*** Material for this exercise
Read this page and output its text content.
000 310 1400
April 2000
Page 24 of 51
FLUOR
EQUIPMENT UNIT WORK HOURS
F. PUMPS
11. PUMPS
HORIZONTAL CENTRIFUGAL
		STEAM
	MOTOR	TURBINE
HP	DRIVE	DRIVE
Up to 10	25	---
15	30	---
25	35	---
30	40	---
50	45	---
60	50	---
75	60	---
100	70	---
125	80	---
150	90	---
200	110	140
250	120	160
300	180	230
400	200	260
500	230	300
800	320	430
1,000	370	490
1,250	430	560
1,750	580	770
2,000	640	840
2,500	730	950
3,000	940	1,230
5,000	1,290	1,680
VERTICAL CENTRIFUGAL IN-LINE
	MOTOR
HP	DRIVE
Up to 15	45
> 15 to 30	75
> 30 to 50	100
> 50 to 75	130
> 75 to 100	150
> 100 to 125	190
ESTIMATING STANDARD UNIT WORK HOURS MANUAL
******
Written instruction: Give the listing above again, word for word.

Written response:
Read this page and output its text content.
000 310 1400
April 2000
Page 24 of 51
FLUOR
EQUIPMENT UNIT WORK HOURS
F. PUMPS
11. PUMPS
HORIZONTAL CENTRIFUGAL
		STEAM
	MOTOR	TURBINE
HP	DRIVE	DRIVE
Up to 10	25	---
15	30	---
25	35	---
30	40	---
50	45	---
60	50	---
75	60	---
100	70	---
125	80	---
150	90	---
200	110	140
250	120	160
300	180	230
400	200	260
500	230	300
800	320	430
1,000	370	490
1,250	430	560
1,750	580	770
2,000	640	840
2,500	730	950
3,000	940	1,230
5,000	1,290	1,680
VERTICAL CENTRIFUGAL IN-LINE
	MOTOR
HP	DRIVE
Up to 15	45
> 15 to 30	75
> 30 to 50	100
> 50 to 75	130
> 75 to 100	150
> 100 to 125	190
ESTIMATING STANDARD UNIT WORK HOURS MANUAL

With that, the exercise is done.